▶ _REQUEST_
Find the string "text" and gather every line that holds it.

▶ _TASK MATERIAL_
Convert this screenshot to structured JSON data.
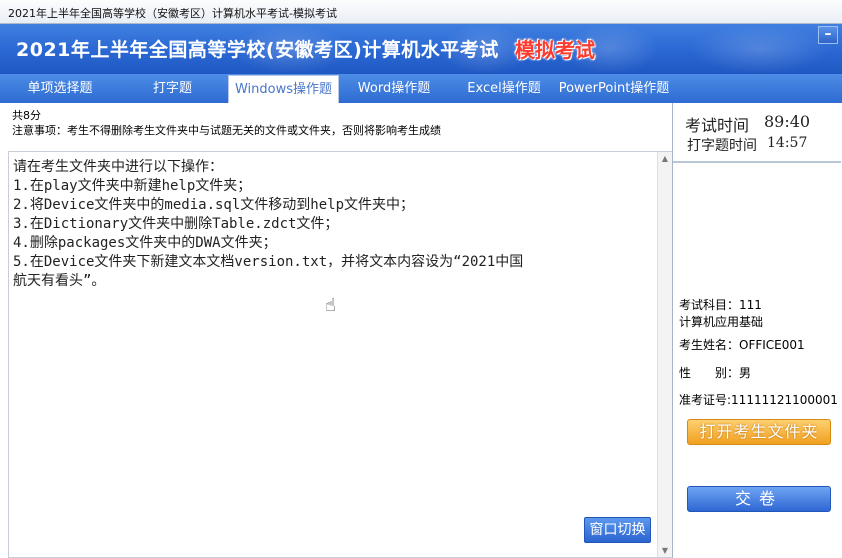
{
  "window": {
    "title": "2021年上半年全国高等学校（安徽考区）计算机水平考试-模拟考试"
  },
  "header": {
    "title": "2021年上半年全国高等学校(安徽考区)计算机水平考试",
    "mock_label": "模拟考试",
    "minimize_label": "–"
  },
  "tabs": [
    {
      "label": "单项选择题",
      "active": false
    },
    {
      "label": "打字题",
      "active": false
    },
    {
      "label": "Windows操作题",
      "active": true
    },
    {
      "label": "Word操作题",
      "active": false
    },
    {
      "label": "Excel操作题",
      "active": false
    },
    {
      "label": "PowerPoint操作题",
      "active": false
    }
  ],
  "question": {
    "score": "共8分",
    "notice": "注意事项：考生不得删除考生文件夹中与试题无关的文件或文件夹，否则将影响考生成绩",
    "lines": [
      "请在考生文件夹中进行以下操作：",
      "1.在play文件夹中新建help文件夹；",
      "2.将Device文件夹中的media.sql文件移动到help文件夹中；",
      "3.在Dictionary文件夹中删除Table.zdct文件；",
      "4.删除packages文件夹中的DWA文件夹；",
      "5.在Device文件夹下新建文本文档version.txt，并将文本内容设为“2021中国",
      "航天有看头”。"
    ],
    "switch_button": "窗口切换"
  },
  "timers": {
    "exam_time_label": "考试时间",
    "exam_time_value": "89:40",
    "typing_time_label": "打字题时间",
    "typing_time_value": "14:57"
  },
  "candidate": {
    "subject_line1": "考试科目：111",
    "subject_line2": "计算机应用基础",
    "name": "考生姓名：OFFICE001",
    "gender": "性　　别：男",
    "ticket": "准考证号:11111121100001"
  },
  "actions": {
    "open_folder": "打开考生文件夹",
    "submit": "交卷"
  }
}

==

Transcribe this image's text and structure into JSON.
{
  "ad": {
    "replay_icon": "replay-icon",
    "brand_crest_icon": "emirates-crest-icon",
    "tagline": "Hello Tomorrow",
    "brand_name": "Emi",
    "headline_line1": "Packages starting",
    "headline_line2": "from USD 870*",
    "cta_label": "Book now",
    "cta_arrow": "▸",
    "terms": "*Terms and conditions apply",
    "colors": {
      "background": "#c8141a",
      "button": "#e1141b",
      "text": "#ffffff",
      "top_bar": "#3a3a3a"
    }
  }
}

▶ _EXERCISE OUTPUT_
Transcribe this image's text and structure into JSON.
      "text": "#ffffff",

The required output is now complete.